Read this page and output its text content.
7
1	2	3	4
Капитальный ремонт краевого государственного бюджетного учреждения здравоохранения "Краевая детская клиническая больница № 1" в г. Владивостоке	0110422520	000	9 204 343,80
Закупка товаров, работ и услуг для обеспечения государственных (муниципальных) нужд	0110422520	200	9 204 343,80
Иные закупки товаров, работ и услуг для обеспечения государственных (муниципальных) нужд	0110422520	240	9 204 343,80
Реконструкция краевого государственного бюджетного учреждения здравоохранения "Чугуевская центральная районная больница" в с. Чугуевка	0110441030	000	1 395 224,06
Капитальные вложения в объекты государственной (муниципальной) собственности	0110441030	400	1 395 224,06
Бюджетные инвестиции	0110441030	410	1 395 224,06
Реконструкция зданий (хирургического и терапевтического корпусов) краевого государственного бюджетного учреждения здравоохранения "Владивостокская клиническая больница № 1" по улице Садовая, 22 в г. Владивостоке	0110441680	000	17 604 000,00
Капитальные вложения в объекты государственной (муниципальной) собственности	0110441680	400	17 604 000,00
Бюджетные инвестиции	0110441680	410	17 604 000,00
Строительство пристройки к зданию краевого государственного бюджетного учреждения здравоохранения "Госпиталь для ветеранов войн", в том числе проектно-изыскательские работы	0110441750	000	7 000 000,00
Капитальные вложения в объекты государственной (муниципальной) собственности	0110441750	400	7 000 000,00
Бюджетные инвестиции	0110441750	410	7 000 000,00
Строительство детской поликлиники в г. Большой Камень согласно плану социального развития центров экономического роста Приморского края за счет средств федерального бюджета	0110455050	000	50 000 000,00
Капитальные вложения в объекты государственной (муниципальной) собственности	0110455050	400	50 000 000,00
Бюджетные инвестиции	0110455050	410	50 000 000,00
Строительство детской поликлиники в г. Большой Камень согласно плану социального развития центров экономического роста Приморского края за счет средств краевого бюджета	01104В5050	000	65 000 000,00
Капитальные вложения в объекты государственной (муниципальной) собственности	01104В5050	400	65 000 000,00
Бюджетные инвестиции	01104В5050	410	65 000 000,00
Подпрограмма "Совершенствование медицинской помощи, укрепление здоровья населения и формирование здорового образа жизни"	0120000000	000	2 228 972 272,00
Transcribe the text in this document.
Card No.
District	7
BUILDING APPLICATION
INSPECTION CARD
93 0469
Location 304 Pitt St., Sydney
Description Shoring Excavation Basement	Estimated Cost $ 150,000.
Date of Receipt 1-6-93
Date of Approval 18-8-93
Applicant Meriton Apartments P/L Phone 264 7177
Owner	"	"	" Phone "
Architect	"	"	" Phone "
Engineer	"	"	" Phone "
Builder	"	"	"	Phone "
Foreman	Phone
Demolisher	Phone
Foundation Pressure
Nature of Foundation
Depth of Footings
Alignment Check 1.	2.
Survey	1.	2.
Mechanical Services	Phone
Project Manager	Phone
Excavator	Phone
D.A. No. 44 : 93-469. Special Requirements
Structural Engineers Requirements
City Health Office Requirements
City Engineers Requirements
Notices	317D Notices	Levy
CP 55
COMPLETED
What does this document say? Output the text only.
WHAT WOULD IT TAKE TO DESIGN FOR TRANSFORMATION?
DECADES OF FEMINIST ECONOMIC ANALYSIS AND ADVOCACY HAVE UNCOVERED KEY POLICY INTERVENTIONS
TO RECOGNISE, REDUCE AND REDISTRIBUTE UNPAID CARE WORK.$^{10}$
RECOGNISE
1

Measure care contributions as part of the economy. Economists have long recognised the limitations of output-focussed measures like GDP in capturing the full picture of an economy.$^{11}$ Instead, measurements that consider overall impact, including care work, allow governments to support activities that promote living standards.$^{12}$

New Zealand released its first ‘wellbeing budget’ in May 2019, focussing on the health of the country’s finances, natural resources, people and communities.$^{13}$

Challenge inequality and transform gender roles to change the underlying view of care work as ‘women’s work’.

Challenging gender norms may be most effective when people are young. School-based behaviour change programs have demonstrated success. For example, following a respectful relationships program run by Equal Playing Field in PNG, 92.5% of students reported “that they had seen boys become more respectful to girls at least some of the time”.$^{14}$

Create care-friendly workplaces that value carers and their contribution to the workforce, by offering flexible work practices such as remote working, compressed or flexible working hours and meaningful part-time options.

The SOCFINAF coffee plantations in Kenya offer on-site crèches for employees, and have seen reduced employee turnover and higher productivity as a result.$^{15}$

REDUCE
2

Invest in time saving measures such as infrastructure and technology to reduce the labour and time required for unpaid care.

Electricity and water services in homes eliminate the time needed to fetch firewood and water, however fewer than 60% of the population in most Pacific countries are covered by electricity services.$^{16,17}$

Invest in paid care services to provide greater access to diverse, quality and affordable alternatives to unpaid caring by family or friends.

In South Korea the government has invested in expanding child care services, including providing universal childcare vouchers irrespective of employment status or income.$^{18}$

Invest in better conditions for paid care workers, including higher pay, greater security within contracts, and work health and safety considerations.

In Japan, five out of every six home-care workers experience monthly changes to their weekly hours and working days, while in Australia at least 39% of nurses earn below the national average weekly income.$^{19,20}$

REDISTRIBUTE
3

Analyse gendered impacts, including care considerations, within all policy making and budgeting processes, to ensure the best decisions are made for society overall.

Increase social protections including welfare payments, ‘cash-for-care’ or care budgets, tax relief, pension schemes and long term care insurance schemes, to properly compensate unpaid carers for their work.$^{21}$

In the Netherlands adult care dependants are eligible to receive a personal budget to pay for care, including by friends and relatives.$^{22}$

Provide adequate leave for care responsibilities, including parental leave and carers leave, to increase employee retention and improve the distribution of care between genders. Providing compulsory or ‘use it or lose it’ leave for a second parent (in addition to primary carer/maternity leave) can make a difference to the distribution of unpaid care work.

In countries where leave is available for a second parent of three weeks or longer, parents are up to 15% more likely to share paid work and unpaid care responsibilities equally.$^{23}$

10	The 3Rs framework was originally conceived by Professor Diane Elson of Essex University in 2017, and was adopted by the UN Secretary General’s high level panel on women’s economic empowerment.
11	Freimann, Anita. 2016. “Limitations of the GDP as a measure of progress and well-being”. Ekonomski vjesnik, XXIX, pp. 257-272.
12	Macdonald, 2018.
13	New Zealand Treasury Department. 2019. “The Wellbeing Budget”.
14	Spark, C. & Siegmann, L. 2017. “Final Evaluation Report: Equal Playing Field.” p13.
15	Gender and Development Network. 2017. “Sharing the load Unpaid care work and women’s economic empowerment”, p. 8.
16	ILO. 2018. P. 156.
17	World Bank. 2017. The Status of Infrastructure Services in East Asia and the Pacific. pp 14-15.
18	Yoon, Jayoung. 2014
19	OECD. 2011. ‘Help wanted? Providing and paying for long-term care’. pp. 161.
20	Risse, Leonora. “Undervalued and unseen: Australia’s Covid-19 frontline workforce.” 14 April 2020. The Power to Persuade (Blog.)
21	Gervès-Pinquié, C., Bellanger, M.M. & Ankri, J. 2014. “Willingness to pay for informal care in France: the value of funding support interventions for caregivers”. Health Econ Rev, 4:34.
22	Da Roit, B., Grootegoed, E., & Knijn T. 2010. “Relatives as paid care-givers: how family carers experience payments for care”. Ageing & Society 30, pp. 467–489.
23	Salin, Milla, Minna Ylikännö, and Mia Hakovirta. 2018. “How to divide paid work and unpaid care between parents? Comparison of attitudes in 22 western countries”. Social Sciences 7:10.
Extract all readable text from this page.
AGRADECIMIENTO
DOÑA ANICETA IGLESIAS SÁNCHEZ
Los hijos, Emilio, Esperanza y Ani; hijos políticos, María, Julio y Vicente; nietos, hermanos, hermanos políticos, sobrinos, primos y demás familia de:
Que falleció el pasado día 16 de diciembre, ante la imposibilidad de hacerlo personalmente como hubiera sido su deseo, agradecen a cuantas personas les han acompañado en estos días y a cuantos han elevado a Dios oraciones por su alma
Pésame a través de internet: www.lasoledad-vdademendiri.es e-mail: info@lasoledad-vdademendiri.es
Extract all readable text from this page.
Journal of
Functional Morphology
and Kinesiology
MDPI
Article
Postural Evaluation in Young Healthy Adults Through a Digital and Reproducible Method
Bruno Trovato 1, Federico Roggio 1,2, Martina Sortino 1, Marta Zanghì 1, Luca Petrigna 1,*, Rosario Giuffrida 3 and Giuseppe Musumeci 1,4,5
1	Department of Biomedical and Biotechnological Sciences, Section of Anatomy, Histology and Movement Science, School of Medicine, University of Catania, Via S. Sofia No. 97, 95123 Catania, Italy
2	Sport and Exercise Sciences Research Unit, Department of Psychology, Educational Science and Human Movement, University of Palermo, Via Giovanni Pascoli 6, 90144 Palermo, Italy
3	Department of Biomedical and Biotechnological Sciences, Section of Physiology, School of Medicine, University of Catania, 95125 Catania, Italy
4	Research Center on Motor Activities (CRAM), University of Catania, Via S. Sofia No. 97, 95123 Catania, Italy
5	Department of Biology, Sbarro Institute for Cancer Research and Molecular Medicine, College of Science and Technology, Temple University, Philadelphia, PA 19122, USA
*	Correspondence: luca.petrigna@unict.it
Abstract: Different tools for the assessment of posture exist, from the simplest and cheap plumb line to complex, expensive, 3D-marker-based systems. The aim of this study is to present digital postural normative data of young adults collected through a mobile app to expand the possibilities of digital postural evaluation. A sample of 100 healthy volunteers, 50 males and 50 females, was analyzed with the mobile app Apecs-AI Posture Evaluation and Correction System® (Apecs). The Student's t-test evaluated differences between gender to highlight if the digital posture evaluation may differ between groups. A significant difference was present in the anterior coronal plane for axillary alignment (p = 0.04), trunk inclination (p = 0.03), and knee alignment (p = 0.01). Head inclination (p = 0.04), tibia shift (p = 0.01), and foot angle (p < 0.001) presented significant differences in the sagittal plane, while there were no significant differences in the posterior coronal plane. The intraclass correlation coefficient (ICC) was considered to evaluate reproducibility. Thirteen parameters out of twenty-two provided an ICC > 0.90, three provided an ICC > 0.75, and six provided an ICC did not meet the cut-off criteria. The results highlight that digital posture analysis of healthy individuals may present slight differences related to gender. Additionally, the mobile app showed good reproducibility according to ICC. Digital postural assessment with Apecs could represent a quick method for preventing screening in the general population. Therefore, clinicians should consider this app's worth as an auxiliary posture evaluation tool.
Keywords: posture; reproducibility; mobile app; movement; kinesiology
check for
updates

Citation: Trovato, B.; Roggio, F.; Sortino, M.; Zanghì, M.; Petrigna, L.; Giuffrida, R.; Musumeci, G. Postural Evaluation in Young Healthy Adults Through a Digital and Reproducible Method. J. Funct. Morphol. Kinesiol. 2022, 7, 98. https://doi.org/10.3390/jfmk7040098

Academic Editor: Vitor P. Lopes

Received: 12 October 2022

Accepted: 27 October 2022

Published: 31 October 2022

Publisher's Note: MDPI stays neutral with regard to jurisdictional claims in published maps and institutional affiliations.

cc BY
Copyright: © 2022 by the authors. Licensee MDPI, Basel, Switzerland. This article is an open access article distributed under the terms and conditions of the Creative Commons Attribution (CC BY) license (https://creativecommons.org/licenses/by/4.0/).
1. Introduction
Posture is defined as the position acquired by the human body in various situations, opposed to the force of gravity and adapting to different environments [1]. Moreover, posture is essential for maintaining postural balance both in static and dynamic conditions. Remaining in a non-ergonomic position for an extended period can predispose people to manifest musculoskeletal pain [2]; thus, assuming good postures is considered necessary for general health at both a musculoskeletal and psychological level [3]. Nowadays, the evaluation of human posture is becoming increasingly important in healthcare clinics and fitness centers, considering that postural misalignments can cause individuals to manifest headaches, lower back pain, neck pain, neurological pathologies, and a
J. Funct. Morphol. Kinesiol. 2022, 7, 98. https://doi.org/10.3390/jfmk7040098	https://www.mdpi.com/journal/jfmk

————————

Report every line in the data above in which the word "инвестиции" appears.

OUTPUT BELOW
Бюджетные инвестиции	0110441030	410	1 395 224,06
Бюджетные инвестиции	0110441680	410	17 604 000,00
Бюджетные инвестиции	0110441750	410	7 000 000,00
Бюджетные инвестиции	0110455050	410	50 000 000,00
Бюджетные инвестиции	01104В5050	410	65 000 000,00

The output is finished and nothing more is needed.